▶ **To be done**: Pick out all lines with the word "SBCS" from the records that follow.

▶ **Items from a data source**:
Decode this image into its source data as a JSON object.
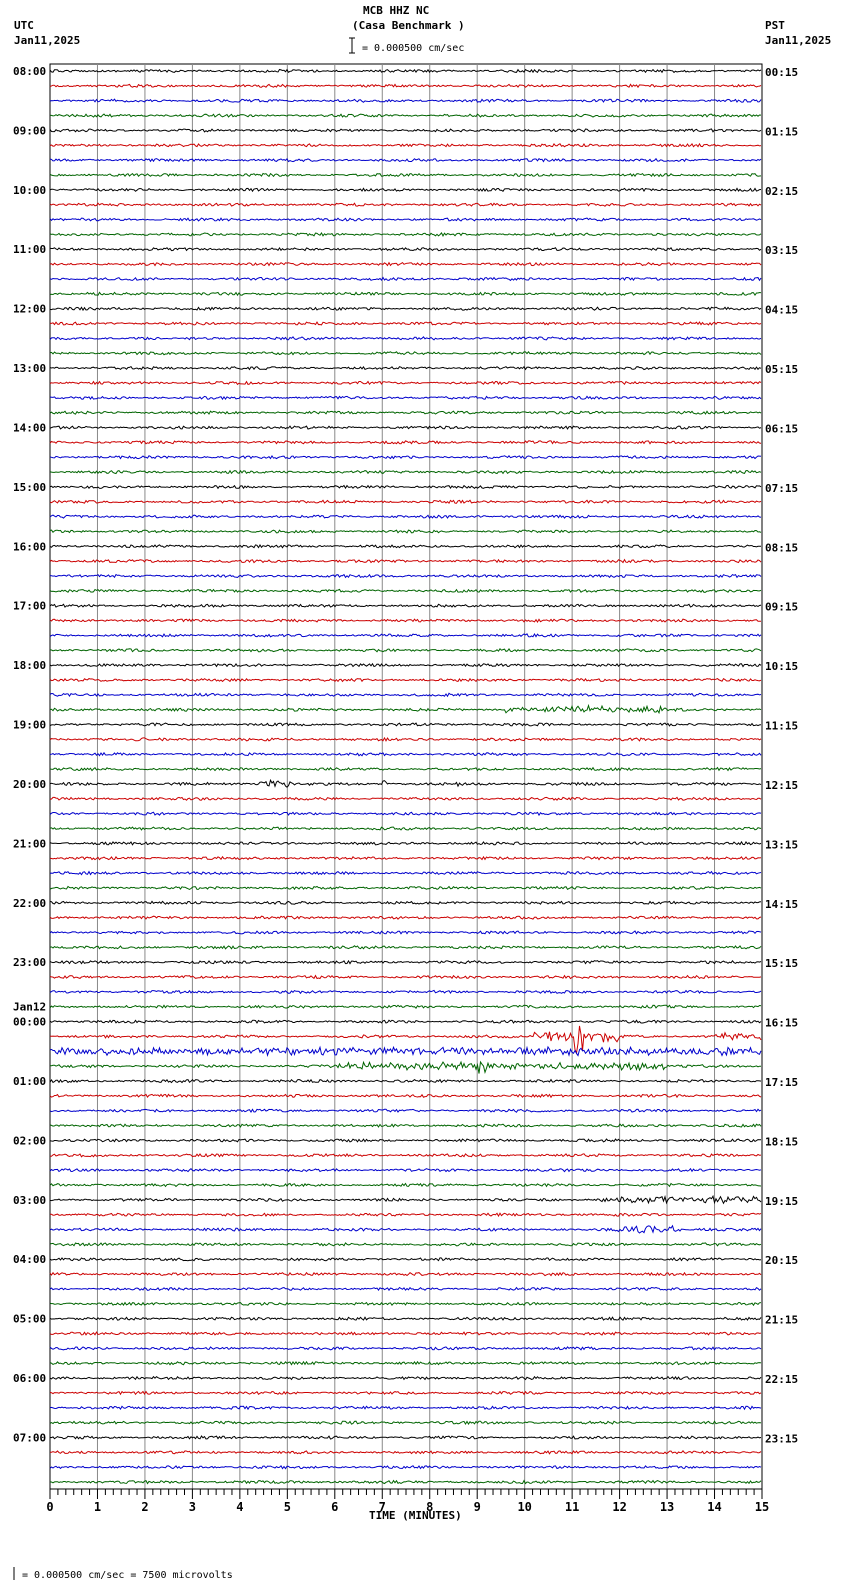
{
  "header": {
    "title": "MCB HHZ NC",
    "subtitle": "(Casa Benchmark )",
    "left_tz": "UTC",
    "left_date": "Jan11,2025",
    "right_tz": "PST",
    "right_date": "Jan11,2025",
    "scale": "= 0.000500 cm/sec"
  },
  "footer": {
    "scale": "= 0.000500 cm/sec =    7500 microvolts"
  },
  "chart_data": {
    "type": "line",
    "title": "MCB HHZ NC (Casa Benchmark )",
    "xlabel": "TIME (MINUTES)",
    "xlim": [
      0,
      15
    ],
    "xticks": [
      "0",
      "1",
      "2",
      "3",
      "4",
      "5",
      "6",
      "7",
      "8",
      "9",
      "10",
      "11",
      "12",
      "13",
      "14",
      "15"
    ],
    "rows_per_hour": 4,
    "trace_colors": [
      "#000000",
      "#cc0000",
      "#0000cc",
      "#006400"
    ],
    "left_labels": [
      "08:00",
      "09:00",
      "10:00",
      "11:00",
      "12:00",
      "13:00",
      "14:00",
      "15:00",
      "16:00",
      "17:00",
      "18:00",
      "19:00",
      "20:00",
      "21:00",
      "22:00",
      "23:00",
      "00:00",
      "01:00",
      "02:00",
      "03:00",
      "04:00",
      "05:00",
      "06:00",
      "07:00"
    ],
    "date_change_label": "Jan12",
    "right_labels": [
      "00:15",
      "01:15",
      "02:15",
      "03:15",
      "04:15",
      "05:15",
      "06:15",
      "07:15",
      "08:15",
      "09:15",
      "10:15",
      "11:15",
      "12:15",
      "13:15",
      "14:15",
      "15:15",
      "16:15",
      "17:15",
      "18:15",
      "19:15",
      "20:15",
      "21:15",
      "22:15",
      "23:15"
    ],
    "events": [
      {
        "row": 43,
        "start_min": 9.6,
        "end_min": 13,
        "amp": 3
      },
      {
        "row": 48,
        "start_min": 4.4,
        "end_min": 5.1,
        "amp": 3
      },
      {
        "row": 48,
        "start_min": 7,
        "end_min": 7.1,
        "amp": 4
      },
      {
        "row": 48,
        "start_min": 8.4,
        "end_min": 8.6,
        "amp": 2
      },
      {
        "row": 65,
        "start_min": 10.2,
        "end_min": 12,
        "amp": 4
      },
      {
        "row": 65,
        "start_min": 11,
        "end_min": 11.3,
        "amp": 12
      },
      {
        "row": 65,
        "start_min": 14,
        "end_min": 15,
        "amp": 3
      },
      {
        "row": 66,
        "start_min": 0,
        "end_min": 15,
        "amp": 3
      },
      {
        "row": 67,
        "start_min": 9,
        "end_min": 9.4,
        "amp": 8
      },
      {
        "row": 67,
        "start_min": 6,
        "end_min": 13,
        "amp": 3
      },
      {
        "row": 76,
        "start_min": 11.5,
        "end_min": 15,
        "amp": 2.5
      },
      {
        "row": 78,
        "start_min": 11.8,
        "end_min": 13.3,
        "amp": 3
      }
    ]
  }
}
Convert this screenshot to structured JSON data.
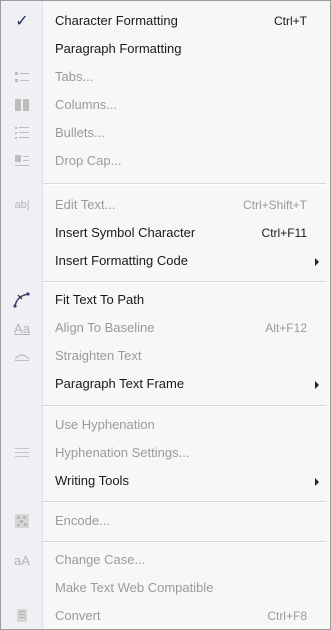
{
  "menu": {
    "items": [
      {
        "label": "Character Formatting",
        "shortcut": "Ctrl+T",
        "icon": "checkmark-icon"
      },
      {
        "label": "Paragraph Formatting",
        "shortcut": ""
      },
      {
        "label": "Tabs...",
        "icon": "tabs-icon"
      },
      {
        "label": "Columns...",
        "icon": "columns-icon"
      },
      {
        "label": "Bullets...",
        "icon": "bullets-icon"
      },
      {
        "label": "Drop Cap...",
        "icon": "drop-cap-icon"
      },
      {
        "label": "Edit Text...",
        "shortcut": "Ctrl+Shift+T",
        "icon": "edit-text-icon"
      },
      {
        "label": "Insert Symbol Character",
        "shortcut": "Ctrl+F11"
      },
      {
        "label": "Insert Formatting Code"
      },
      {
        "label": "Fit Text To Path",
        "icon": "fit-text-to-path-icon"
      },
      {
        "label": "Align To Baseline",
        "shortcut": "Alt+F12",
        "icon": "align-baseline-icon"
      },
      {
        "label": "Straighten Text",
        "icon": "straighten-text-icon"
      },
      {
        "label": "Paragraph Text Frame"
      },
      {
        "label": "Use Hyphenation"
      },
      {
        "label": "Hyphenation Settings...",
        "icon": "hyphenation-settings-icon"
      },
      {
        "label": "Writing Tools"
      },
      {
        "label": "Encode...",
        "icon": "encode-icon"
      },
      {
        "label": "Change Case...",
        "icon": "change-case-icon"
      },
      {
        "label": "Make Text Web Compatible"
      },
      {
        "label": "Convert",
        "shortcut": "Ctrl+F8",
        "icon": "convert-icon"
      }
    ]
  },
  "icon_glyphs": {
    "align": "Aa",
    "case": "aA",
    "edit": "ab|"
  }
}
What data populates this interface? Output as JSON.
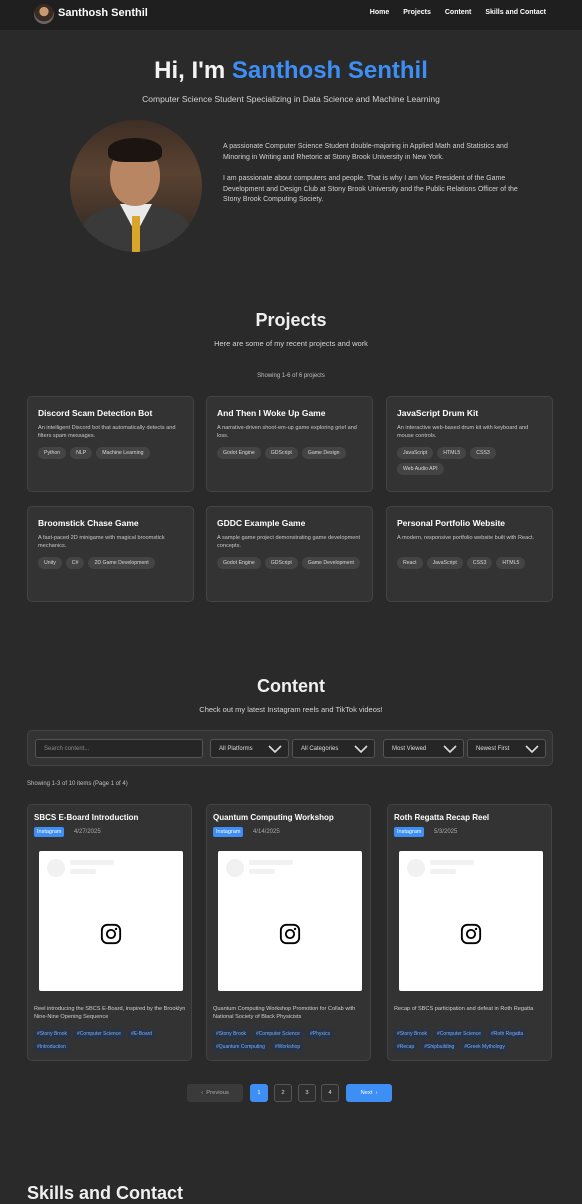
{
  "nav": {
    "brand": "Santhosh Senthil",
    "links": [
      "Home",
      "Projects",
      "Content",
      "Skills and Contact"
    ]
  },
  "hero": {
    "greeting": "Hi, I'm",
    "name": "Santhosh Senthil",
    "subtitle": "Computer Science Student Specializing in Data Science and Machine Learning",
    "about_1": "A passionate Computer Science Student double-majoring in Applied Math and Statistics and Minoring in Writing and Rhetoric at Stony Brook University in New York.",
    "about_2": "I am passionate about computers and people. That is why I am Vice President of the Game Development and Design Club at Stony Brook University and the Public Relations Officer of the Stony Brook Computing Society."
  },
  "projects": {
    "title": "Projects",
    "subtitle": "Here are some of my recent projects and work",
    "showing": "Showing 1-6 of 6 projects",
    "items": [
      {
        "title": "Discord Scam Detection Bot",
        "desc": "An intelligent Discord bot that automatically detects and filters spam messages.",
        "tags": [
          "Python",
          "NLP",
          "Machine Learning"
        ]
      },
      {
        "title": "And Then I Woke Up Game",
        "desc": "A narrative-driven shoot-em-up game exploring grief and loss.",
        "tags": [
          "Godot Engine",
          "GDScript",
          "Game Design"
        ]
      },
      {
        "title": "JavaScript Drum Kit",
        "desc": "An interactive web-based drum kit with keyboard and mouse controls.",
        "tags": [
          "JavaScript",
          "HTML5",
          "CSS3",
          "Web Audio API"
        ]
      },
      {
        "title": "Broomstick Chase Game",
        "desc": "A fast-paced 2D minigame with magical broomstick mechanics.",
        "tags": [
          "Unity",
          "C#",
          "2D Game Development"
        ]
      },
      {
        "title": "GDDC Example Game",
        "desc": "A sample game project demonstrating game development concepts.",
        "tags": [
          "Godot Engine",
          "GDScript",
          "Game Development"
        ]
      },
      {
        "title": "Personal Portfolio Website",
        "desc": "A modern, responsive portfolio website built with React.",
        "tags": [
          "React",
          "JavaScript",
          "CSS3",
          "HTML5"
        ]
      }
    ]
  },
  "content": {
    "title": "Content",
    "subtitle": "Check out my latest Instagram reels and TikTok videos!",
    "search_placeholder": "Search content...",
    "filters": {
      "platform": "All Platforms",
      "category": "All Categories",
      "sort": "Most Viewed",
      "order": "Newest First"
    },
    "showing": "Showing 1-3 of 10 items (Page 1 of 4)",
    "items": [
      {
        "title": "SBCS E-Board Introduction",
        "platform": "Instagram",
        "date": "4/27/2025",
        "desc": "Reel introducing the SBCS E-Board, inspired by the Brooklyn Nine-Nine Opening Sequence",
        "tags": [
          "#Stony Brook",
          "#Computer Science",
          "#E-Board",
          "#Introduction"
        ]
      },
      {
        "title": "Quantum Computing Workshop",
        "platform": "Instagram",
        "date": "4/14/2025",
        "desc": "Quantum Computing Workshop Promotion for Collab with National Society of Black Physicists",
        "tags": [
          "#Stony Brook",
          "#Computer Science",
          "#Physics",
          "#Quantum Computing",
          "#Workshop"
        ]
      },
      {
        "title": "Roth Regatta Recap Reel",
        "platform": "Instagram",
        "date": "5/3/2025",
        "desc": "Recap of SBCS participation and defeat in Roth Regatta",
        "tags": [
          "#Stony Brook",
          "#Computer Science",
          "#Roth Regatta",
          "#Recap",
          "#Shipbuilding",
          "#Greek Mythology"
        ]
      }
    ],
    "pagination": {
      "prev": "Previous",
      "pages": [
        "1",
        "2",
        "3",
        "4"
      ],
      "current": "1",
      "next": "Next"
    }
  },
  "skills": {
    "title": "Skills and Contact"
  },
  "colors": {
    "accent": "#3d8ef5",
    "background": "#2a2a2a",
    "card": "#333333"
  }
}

▶ **Solution below**:
        "title": "SBCS E-Board Introduction",
        "desc": "Reel introducing the SBCS E-Board, inspired by the Brooklyn Nine-Nine Opening Sequence",
        "desc": "Recap of SBCS participation and defeat in Roth Regatta",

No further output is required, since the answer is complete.